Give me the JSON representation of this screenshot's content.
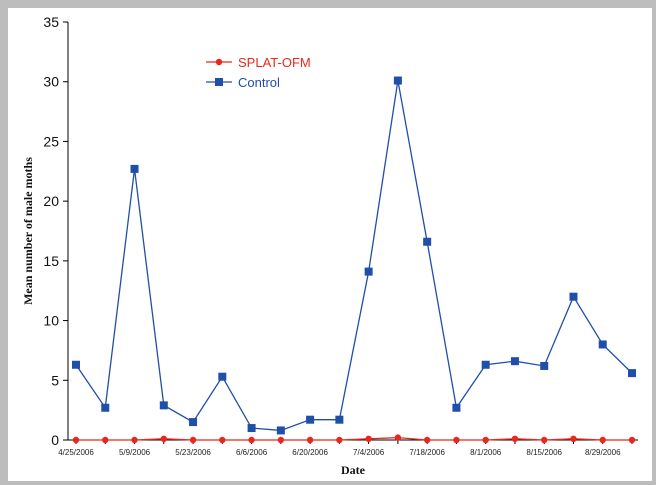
{
  "chart_data": {
    "type": "line",
    "xlabel": "Date",
    "ylabel": "Mean number of male moths",
    "ylim": [
      0,
      35
    ],
    "yticks": [
      0,
      5,
      10,
      15,
      20,
      25,
      30,
      35
    ],
    "xtick_labels": [
      "4/25/2006",
      "5/9/2006",
      "5/23/2006",
      "6/6/2006",
      "6/20/2006",
      "7/4/2006",
      "7/18/2006",
      "8/1/2006",
      "8/15/2006",
      "8/29/2006"
    ],
    "x": [
      "4/25/2006",
      "5/2/2006",
      "5/9/2006",
      "5/16/2006",
      "5/23/2006",
      "5/30/2006",
      "6/6/2006",
      "6/13/2006",
      "6/20/2006",
      "6/27/2006",
      "7/4/2006",
      "7/11/2006",
      "7/18/2006",
      "7/25/2006",
      "8/1/2006",
      "8/8/2006",
      "8/15/2006",
      "8/22/2006",
      "8/29/2006",
      "9/5/2006"
    ],
    "series": [
      {
        "name": "SPLAT-OFM",
        "color": "#e8281e",
        "marker": "circle",
        "values": [
          0,
          0,
          0,
          0.1,
          0,
          0,
          0,
          0,
          0,
          0,
          0.1,
          0.2,
          0,
          0,
          0,
          0.1,
          0,
          0.1,
          0,
          0
        ]
      },
      {
        "name": "Control",
        "color": "#1f4fa8",
        "marker": "square",
        "values": [
          6.3,
          2.7,
          22.7,
          2.9,
          1.5,
          5.3,
          1.0,
          0.8,
          1.7,
          1.7,
          14.1,
          30.1,
          16.6,
          2.7,
          6.3,
          6.6,
          6.2,
          12.0,
          8.0,
          5.6
        ]
      }
    ],
    "legend_position": "top-left",
    "grid": false
  }
}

::::

* THE TASK *
Write the records out once more, exactly as they appear, with no pictures.

* SOLUTION *
Give me the JSON representation of this screenshot's content.
{
  "chart_data": {
    "type": "line",
    "xlabel": "Date",
    "ylabel": "Mean number of male moths",
    "ylim": [
      0,
      35
    ],
    "yticks": [
      0,
      5,
      10,
      15,
      20,
      25,
      30,
      35
    ],
    "xtick_labels": [
      "4/25/2006",
      "5/9/2006",
      "5/23/2006",
      "6/6/2006",
      "6/20/2006",
      "7/4/2006",
      "7/18/2006",
      "8/1/2006",
      "8/15/2006",
      "8/29/2006"
    ],
    "x": [
      "4/25/2006",
      "5/2/2006",
      "5/9/2006",
      "5/16/2006",
      "5/23/2006",
      "5/30/2006",
      "6/6/2006",
      "6/13/2006",
      "6/20/2006",
      "6/27/2006",
      "7/4/2006",
      "7/11/2006",
      "7/18/2006",
      "7/25/2006",
      "8/1/2006",
      "8/8/2006",
      "8/15/2006",
      "8/22/2006",
      "8/29/2006",
      "9/5/2006"
    ],
    "series": [
      {
        "name": "SPLAT-OFM",
        "color": "#e8281e",
        "marker": "circle",
        "values": [
          0,
          0,
          0,
          0.1,
          0,
          0,
          0,
          0,
          0,
          0,
          0.1,
          0.2,
          0,
          0,
          0,
          0.1,
          0,
          0.1,
          0,
          0
        ]
      },
      {
        "name": "Control",
        "color": "#1f4fa8",
        "marker": "square",
        "values": [
          6.3,
          2.7,
          22.7,
          2.9,
          1.5,
          5.3,
          1.0,
          0.8,
          1.7,
          1.7,
          14.1,
          30.1,
          16.6,
          2.7,
          6.3,
          6.6,
          6.2,
          12.0,
          8.0,
          5.6
        ]
      }
    ],
    "legend_position": "top-left",
    "grid": false
  }
}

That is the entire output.